## BEGIN DATA IN THIS EXERCISE

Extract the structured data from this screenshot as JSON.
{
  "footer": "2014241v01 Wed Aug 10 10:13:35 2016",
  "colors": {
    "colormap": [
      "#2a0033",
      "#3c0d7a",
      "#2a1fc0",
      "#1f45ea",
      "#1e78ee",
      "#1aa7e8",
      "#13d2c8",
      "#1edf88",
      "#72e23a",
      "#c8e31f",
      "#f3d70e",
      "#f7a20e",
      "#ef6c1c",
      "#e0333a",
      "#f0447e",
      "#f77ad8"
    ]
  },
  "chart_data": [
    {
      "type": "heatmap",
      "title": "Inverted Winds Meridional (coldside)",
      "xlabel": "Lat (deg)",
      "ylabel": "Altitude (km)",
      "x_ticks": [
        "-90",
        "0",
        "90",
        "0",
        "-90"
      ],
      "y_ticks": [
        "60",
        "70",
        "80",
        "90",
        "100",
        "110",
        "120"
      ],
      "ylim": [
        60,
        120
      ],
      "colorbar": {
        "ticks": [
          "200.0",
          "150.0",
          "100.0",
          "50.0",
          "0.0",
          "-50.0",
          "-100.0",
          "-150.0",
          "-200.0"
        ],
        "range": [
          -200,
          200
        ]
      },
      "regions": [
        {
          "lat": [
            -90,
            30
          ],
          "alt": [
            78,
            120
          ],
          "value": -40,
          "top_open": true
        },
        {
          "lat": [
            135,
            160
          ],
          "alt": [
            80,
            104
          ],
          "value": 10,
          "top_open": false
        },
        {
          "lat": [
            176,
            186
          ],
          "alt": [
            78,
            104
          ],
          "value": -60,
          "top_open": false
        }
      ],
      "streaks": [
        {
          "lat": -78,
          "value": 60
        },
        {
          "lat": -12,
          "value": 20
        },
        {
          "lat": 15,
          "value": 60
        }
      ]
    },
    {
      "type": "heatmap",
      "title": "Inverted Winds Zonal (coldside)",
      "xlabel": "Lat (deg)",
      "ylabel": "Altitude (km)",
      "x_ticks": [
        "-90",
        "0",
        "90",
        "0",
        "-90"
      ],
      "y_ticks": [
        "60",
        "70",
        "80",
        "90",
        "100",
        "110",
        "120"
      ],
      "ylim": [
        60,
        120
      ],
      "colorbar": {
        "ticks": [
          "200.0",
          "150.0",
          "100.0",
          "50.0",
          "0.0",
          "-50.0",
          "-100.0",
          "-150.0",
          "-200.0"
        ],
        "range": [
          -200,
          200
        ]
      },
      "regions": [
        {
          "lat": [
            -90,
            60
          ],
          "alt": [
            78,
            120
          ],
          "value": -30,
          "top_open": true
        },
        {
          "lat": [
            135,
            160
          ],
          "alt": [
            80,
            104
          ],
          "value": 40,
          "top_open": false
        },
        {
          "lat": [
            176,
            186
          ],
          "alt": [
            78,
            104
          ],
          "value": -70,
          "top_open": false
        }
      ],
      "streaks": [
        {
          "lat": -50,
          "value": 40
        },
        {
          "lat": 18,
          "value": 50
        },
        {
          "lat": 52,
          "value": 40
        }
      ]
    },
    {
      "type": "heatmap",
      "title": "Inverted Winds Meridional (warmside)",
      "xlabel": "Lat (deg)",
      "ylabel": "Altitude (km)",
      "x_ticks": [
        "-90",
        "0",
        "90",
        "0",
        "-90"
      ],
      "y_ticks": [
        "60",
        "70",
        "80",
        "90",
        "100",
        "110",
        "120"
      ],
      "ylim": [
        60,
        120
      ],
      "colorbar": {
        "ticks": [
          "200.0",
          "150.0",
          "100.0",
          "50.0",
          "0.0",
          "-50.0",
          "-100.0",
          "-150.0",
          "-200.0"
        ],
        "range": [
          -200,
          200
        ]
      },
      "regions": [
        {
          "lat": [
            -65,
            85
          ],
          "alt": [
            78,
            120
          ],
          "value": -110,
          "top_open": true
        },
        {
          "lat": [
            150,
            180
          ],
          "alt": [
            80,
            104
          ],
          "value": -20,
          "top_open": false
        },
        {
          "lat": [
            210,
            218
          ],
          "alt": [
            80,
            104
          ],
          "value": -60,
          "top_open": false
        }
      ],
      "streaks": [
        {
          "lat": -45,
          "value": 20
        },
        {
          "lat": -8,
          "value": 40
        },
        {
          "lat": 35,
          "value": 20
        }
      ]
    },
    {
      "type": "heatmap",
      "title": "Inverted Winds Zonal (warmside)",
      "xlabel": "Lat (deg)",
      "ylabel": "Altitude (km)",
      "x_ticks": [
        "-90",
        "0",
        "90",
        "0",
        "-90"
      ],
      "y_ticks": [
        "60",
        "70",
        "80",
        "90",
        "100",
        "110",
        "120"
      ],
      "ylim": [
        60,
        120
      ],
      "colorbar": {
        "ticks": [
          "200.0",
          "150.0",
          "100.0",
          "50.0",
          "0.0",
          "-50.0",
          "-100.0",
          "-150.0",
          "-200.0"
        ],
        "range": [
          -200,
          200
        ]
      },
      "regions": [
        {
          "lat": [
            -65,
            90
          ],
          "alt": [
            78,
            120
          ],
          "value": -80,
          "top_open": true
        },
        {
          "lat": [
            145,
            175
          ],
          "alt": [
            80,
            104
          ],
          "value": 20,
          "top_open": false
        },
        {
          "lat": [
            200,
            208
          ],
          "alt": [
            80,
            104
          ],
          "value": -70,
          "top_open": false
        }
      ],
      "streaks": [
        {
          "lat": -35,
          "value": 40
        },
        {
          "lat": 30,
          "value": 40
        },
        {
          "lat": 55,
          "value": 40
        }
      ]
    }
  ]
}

## END DATA IN THIS EXERCISE

BRIEF: Write out every entry again, keeping each line exactly the same.

SOLUTION TO THIS EXERCISE:
Extract the structured data from this screenshot as JSON.
{
  "footer": "2014241v01 Wed Aug 10 10:13:35 2016",
  "colors": {
    "colormap": [
      "#2a0033",
      "#3c0d7a",
      "#2a1fc0",
      "#1f45ea",
      "#1e78ee",
      "#1aa7e8",
      "#13d2c8",
      "#1edf88",
      "#72e23a",
      "#c8e31f",
      "#f3d70e",
      "#f7a20e",
      "#ef6c1c",
      "#e0333a",
      "#f0447e",
      "#f77ad8"
    ]
  },
  "chart_data": [
    {
      "type": "heatmap",
      "title": "Inverted Winds Meridional (coldside)",
      "xlabel": "Lat (deg)",
      "ylabel": "Altitude (km)",
      "x_ticks": [
        "-90",
        "0",
        "90",
        "0",
        "-90"
      ],
      "y_ticks": [
        "60",
        "70",
        "80",
        "90",
        "100",
        "110",
        "120"
      ],
      "ylim": [
        60,
        120
      ],
      "colorbar": {
        "ticks": [
          "200.0",
          "150.0",
          "100.0",
          "50.0",
          "0.0",
          "-50.0",
          "-100.0",
          "-150.0",
          "-200.0"
        ],
        "range": [
          -200,
          200
        ]
      },
      "regions": [
        {
          "lat": [
            -90,
            30
          ],
          "alt": [
            78,
            120
          ],
          "value": -40,
          "top_open": true
        },
        {
          "lat": [
            135,
            160
          ],
          "alt": [
            80,
            104
          ],
          "value": 10,
          "top_open": false
        },
        {
          "lat": [
            176,
            186
          ],
          "alt": [
            78,
            104
          ],
          "value": -60,
          "top_open": false
        }
      ],
      "streaks": [
        {
          "lat": -78,
          "value": 60
        },
        {
          "lat": -12,
          "value": 20
        },
        {
          "lat": 15,
          "value": 60
        }
      ]
    },
    {
      "type": "heatmap",
      "title": "Inverted Winds Zonal (coldside)",
      "xlabel": "Lat (deg)",
      "ylabel": "Altitude (km)",
      "x_ticks": [
        "-90",
        "0",
        "90",
        "0",
        "-90"
      ],
      "y_ticks": [
        "60",
        "70",
        "80",
        "90",
        "100",
        "110",
        "120"
      ],
      "ylim": [
        60,
        120
      ],
      "colorbar": {
        "ticks": [
          "200.0",
          "150.0",
          "100.0",
          "50.0",
          "0.0",
          "-50.0",
          "-100.0",
          "-150.0",
          "-200.0"
        ],
        "range": [
          -200,
          200
        ]
      },
      "regions": [
        {
          "lat": [
            -90,
            60
          ],
          "alt": [
            78,
            120
          ],
          "value": -30,
          "top_open": true
        },
        {
          "lat": [
            135,
            160
          ],
          "alt": [
            80,
            104
          ],
          "value": 40,
          "top_open": false
        },
        {
          "lat": [
            176,
            186
          ],
          "alt": [
            78,
            104
          ],
          "value": -70,
          "top_open": false
        }
      ],
      "streaks": [
        {
          "lat": -50,
          "value": 40
        },
        {
          "lat": 18,
          "value": 50
        },
        {
          "lat": 52,
          "value": 40
        }
      ]
    },
    {
      "type": "heatmap",
      "title": "Inverted Winds Meridional (warmside)",
      "xlabel": "Lat (deg)",
      "ylabel": "Altitude (km)",
      "x_ticks": [
        "-90",
        "0",
        "90",
        "0",
        "-90"
      ],
      "y_ticks": [
        "60",
        "70",
        "80",
        "90",
        "100",
        "110",
        "120"
      ],
      "ylim": [
        60,
        120
      ],
      "colorbar": {
        "ticks": [
          "200.0",
          "150.0",
          "100.0",
          "50.0",
          "0.0",
          "-50.0",
          "-100.0",
          "-150.0",
          "-200.0"
        ],
        "range": [
          -200,
          200
        ]
      },
      "regions": [
        {
          "lat": [
            -65,
            85
          ],
          "alt": [
            78,
            120
          ],
          "value": -110,
          "top_open": true
        },
        {
          "lat": [
            150,
            180
          ],
          "alt": [
            80,
            104
          ],
          "value": -20,
          "top_open": false
        },
        {
          "lat": [
            210,
            218
          ],
          "alt": [
            80,
            104
          ],
          "value": -60,
          "top_open": false
        }
      ],
      "streaks": [
        {
          "lat": -45,
          "value": 20
        },
        {
          "lat": -8,
          "value": 40
        },
        {
          "lat": 35,
          "value": 20
        }
      ]
    },
    {
      "type": "heatmap",
      "title": "Inverted Winds Zonal (warmside)",
      "xlabel": "Lat (deg)",
      "ylabel": "Altitude (km)",
      "x_ticks": [
        "-90",
        "0",
        "90",
        "0",
        "-90"
      ],
      "y_ticks": [
        "60",
        "70",
        "80",
        "90",
        "100",
        "110",
        "120"
      ],
      "ylim": [
        60,
        120
      ],
      "colorbar": {
        "ticks": [
          "200.0",
          "150.0",
          "100.0",
          "50.0",
          "0.0",
          "-50.0",
          "-100.0",
          "-150.0",
          "-200.0"
        ],
        "range": [
          -200,
          200
        ]
      },
      "regions": [
        {
          "lat": [
            -65,
            90
          ],
          "alt": [
            78,
            120
          ],
          "value": -80,
          "top_open": true
        },
        {
          "lat": [
            145,
            175
          ],
          "alt": [
            80,
            104
          ],
          "value": 20,
          "top_open": false
        },
        {
          "lat": [
            200,
            208
          ],
          "alt": [
            80,
            104
          ],
          "value": -70,
          "top_open": false
        }
      ],
      "streaks": [
        {
          "lat": -35,
          "value": 40
        },
        {
          "lat": 30,
          "value": 40
        },
        {
          "lat": 55,
          "value": 40
        }
      ]
    }
  ]
}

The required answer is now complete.